++++ Dataset excerpts

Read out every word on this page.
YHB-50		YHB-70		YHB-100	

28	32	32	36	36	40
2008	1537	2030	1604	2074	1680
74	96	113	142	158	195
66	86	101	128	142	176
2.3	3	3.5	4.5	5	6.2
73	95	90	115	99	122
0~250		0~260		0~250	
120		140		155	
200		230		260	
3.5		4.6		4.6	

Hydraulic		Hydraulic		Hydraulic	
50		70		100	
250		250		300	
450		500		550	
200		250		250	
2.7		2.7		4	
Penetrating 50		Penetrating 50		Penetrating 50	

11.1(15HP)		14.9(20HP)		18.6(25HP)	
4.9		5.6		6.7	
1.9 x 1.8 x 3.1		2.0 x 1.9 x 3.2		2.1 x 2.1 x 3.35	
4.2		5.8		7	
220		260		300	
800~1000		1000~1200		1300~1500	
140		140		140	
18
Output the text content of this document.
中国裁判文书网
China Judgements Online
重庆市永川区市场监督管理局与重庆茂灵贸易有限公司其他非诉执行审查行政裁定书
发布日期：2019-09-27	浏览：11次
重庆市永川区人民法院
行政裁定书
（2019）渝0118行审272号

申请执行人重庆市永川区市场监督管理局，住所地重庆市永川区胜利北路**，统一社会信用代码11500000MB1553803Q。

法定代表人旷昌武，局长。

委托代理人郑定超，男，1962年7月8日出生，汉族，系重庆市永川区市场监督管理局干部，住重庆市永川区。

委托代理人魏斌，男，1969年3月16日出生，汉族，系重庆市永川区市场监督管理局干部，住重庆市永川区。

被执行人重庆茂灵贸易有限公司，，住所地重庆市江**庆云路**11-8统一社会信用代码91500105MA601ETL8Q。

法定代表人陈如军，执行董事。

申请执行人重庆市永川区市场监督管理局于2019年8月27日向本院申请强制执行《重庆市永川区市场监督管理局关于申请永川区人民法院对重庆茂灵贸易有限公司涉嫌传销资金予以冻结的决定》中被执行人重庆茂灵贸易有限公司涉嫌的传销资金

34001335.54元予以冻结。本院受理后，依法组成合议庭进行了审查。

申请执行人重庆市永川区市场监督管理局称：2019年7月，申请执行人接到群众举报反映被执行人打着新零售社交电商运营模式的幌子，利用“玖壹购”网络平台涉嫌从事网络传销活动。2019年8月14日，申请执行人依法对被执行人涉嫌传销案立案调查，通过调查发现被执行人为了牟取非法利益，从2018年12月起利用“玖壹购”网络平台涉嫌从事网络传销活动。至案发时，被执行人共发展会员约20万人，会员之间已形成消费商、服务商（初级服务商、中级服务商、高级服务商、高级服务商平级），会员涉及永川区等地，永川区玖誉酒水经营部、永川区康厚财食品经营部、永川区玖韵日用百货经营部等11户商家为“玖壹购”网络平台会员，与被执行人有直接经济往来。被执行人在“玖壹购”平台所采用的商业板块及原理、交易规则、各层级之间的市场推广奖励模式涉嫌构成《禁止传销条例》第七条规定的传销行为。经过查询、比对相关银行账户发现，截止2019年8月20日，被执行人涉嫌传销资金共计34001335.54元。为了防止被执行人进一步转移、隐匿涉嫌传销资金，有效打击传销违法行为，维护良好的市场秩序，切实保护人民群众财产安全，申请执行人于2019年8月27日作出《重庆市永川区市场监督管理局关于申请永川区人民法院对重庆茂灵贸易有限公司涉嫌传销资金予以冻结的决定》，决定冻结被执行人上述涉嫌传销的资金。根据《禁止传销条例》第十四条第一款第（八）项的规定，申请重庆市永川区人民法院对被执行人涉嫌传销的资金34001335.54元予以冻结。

++++++++

== What is required ==
Copy out the material above in its entirety. Every detail must match.

== Task response ==
Read out every word on this page.
YHB-50		YHB-70		YHB-100	

28	32	32	36	36	40
2008	1537	2030	1604	2074	1680
74	96	113	142	158	195
66	86	101	128	142	176
2.3	3	3.5	4.5	5	6.2
73	95	90	115	99	122
0~250		0~260		0~250	
120		140		155	
200		230		260	
3.5		4.6		4.6	

Hydraulic		Hydraulic		Hydraulic	
50		70		100	
250		250		300	
450		500		550	
200		250		250	
2.7		2.7		4	
Penetrating 50		Penetrating 50		Penetrating 50	

11.1(15HP)		14.9(20HP)		18.6(25HP)	
4.9		5.6		6.7	
1.9 x 1.8 x 3.1		2.0 x 1.9 x 3.2		2.1 x 2.1 x 3.35	
4.2		5.8		7	
220		260		300	
800~1000		1000~1200		1300~1500	
140		140		140	
18
Output the text content of this document.
中国裁判文书网
China Judgements Online
重庆市永川区市场监督管理局与重庆茂灵贸易有限公司其他非诉执行审查行政裁定书
发布日期：2019-09-27	浏览：11次
重庆市永川区人民法院
行政裁定书
（2019）渝0118行审272号

申请执行人重庆市永川区市场监督管理局，住所地重庆市永川区胜利北路**，统一社会信用代码11500000MB1553803Q。

法定代表人旷昌武，局长。

委托代理人郑定超，男，1962年7月8日出生，汉族，系重庆市永川区市场监督管理局干部，住重庆市永川区。

委托代理人魏斌，男，1969年3月16日出生，汉族，系重庆市永川区市场监督管理局干部，住重庆市永川区。

被执行人重庆茂灵贸易有限公司，，住所地重庆市江**庆云路**11-8统一社会信用代码91500105MA601ETL8Q。

法定代表人陈如军，执行董事。

申请执行人重庆市永川区市场监督管理局于2019年8月27日向本院申请强制执行《重庆市永川区市场监督管理局关于申请永川区人民法院对重庆茂灵贸易有限公司涉嫌传销资金予以冻结的决定》中被执行人重庆茂灵贸易有限公司涉嫌的传销资金

34001335.54元予以冻结。本院受理后，依法组成合议庭进行了审查。

申请执行人重庆市永川区市场监督管理局称：2019年7月，申请执行人接到群众举报反映被执行人打着新零售社交电商运营模式的幌子，利用“玖壹购”网络平台涉嫌从事网络传销活动。2019年8月14日，申请执行人依法对被执行人涉嫌传销案立案调查，通过调查发现被执行人为了牟取非法利益，从2018年12月起利用“玖壹购”网络平台涉嫌从事网络传销活动。至案发时，被执行人共发展会员约20万人，会员之间已形成消费商、服务商（初级服务商、中级服务商、高级服务商、高级服务商平级），会员涉及永川区等地，永川区玖誉酒水经营部、永川区康厚财食品经营部、永川区玖韵日用百货经营部等11户商家为“玖壹购”网络平台会员，与被执行人有直接经济往来。被执行人在“玖壹购”平台所采用的商业板块及原理、交易规则、各层级之间的市场推广奖励模式涉嫌构成《禁止传销条例》第七条规定的传销行为。经过查询、比对相关银行账户发现，截止2019年8月20日，被执行人涉嫌传销资金共计34001335.54元。为了防止被执行人进一步转移、隐匿涉嫌传销资金，有效打击传销违法行为，维护良好的市场秩序，切实保护人民群众财产安全，申请执行人于2019年8月27日作出《重庆市永川区市场监督管理局关于申请永川区人民法院对重庆茂灵贸易有限公司涉嫌传销资金予以冻结的决定》，决定冻结被执行人上述涉嫌传销的资金。根据《禁止传销条例》第十四条第一款第（八）项的规定，申请重庆市永川区人民法院对被执行人涉嫌传销的资金34001335.54元予以冻结。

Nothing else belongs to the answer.